(Records for the exercise)

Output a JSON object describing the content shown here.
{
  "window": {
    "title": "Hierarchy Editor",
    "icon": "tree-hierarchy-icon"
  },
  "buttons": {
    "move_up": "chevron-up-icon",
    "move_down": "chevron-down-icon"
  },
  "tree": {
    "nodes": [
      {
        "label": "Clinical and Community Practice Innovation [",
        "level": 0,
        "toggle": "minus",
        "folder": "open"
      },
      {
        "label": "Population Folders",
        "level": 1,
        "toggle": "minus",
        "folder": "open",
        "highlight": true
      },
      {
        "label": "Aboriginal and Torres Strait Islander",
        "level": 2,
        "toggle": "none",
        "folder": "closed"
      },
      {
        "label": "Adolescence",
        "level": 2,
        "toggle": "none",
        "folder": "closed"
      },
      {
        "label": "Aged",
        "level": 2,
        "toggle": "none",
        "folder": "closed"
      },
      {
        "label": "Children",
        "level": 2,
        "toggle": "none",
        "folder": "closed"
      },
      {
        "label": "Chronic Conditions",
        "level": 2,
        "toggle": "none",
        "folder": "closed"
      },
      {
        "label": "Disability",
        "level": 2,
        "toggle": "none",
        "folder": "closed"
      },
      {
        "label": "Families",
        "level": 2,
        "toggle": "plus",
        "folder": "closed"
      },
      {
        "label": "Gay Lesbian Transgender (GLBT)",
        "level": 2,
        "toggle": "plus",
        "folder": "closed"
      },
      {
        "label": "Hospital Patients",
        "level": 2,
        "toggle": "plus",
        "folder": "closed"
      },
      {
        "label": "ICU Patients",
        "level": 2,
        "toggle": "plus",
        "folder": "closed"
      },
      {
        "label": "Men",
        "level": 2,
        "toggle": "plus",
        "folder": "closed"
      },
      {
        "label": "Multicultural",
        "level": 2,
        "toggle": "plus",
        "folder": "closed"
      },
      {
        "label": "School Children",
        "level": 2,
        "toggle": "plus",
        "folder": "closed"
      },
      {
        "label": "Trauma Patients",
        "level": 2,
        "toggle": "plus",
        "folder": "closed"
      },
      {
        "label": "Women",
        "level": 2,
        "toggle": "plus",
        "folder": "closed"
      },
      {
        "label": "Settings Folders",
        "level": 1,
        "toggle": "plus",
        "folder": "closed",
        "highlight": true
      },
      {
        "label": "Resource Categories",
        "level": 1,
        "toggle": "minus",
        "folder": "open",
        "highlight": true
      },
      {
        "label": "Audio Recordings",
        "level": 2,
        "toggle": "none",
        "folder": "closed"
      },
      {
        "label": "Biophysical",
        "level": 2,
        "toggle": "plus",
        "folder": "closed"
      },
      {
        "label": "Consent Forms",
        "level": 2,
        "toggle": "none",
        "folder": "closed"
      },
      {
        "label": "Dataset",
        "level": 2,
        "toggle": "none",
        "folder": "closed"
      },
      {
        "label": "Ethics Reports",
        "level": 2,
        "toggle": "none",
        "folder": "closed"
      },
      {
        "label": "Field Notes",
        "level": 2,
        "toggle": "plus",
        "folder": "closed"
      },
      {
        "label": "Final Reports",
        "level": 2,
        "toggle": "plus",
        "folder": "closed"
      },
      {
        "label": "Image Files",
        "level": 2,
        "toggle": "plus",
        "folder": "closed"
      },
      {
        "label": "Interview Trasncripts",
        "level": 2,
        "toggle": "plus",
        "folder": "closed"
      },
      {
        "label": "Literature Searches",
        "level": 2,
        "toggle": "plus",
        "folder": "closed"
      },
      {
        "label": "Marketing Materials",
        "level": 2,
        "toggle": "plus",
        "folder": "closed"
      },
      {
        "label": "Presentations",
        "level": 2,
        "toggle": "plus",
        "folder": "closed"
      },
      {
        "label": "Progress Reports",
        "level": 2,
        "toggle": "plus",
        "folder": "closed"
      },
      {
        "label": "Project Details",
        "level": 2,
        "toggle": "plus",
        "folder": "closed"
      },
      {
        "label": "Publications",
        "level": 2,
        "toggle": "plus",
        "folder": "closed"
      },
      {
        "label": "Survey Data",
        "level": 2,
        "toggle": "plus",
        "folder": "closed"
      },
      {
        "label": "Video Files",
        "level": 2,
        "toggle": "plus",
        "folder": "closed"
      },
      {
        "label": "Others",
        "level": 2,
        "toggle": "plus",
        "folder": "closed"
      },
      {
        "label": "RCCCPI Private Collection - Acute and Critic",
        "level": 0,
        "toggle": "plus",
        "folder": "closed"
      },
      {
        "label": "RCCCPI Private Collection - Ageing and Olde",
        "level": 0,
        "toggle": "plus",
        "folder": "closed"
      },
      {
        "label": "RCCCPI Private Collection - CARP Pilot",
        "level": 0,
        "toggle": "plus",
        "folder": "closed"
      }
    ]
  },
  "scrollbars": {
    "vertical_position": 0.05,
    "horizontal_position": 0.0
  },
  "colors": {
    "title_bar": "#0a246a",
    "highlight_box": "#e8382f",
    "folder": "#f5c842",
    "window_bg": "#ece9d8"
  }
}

(End Records for the exercise)

Task description:
From the records above, please extract every line and repeat it exactly.

Response to the task:
Output a JSON object describing the content shown here.
{
  "window": {
    "title": "Hierarchy Editor",
    "icon": "tree-hierarchy-icon"
  },
  "buttons": {
    "move_up": "chevron-up-icon",
    "move_down": "chevron-down-icon"
  },
  "tree": {
    "nodes": [
      {
        "label": "Clinical and Community Practice Innovation [",
        "level": 0,
        "toggle": "minus",
        "folder": "open"
      },
      {
        "label": "Population Folders",
        "level": 1,
        "toggle": "minus",
        "folder": "open",
        "highlight": true
      },
      {
        "label": "Aboriginal and Torres Strait Islander",
        "level": 2,
        "toggle": "none",
        "folder": "closed"
      },
      {
        "label": "Adolescence",
        "level": 2,
        "toggle": "none",
        "folder": "closed"
      },
      {
        "label": "Aged",
        "level": 2,
        "toggle": "none",
        "folder": "closed"
      },
      {
        "label": "Children",
        "level": 2,
        "toggle": "none",
        "folder": "closed"
      },
      {
        "label": "Chronic Conditions",
        "level": 2,
        "toggle": "none",
        "folder": "closed"
      },
      {
        "label": "Disability",
        "level": 2,
        "toggle": "none",
        "folder": "closed"
      },
      {
        "label": "Families",
        "level": 2,
        "toggle": "plus",
        "folder": "closed"
      },
      {
        "label": "Gay Lesbian Transgender (GLBT)",
        "level": 2,
        "toggle": "plus",
        "folder": "closed"
      },
      {
        "label": "Hospital Patients",
        "level": 2,
        "toggle": "plus",
        "folder": "closed"
      },
      {
        "label": "ICU Patients",
        "level": 2,
        "toggle": "plus",
        "folder": "closed"
      },
      {
        "label": "Men",
        "level": 2,
        "toggle": "plus",
        "folder": "closed"
      },
      {
        "label": "Multicultural",
        "level": 2,
        "toggle": "plus",
        "folder": "closed"
      },
      {
        "label": "School Children",
        "level": 2,
        "toggle": "plus",
        "folder": "closed"
      },
      {
        "label": "Trauma Patients",
        "level": 2,
        "toggle": "plus",
        "folder": "closed"
      },
      {
        "label": "Women",
        "level": 2,
        "toggle": "plus",
        "folder": "closed"
      },
      {
        "label": "Settings Folders",
        "level": 1,
        "toggle": "plus",
        "folder": "closed",
        "highlight": true
      },
      {
        "label": "Resource Categories",
        "level": 1,
        "toggle": "minus",
        "folder": "open",
        "highlight": true
      },
      {
        "label": "Audio Recordings",
        "level": 2,
        "toggle": "none",
        "folder": "closed"
      },
      {
        "label": "Biophysical",
        "level": 2,
        "toggle": "plus",
        "folder": "closed"
      },
      {
        "label": "Consent Forms",
        "level": 2,
        "toggle": "none",
        "folder": "closed"
      },
      {
        "label": "Dataset",
        "level": 2,
        "toggle": "none",
        "folder": "closed"
      },
      {
        "label": "Ethics Reports",
        "level": 2,
        "toggle": "none",
        "folder": "closed"
      },
      {
        "label": "Field Notes",
        "level": 2,
        "toggle": "plus",
        "folder": "closed"
      },
      {
        "label": "Final Reports",
        "level": 2,
        "toggle": "plus",
        "folder": "closed"
      },
      {
        "label": "Image Files",
        "level": 2,
        "toggle": "plus",
        "folder": "closed"
      },
      {
        "label": "Interview Trasncripts",
        "level": 2,
        "toggle": "plus",
        "folder": "closed"
      },
      {
        "label": "Literature Searches",
        "level": 2,
        "toggle": "plus",
        "folder": "closed"
      },
      {
        "label": "Marketing Materials",
        "level": 2,
        "toggle": "plus",
        "folder": "closed"
      },
      {
        "label": "Presentations",
        "level": 2,
        "toggle": "plus",
        "folder": "closed"
      },
      {
        "label": "Progress Reports",
        "level": 2,
        "toggle": "plus",
        "folder": "closed"
      },
      {
        "label": "Project Details",
        "level": 2,
        "toggle": "plus",
        "folder": "closed"
      },
      {
        "label": "Publications",
        "level": 2,
        "toggle": "plus",
        "folder": "closed"
      },
      {
        "label": "Survey Data",
        "level": 2,
        "toggle": "plus",
        "folder": "closed"
      },
      {
        "label": "Video Files",
        "level": 2,
        "toggle": "plus",
        "folder": "closed"
      },
      {
        "label": "Others",
        "level": 2,
        "toggle": "plus",
        "folder": "closed"
      },
      {
        "label": "RCCCPI Private Collection - Acute and Critic",
        "level": 0,
        "toggle": "plus",
        "folder": "closed"
      },
      {
        "label": "RCCCPI Private Collection - Ageing and Olde",
        "level": 0,
        "toggle": "plus",
        "folder": "closed"
      },
      {
        "label": "RCCCPI Private Collection - CARP Pilot",
        "level": 0,
        "toggle": "plus",
        "folder": "closed"
      }
    ]
  },
  "scrollbars": {
    "vertical_position": 0.05,
    "horizontal_position": 0.0
  },
  "colors": {
    "title_bar": "#0a246a",
    "highlight_box": "#e8382f",
    "folder": "#f5c842",
    "window_bg": "#ece9d8"
  }
}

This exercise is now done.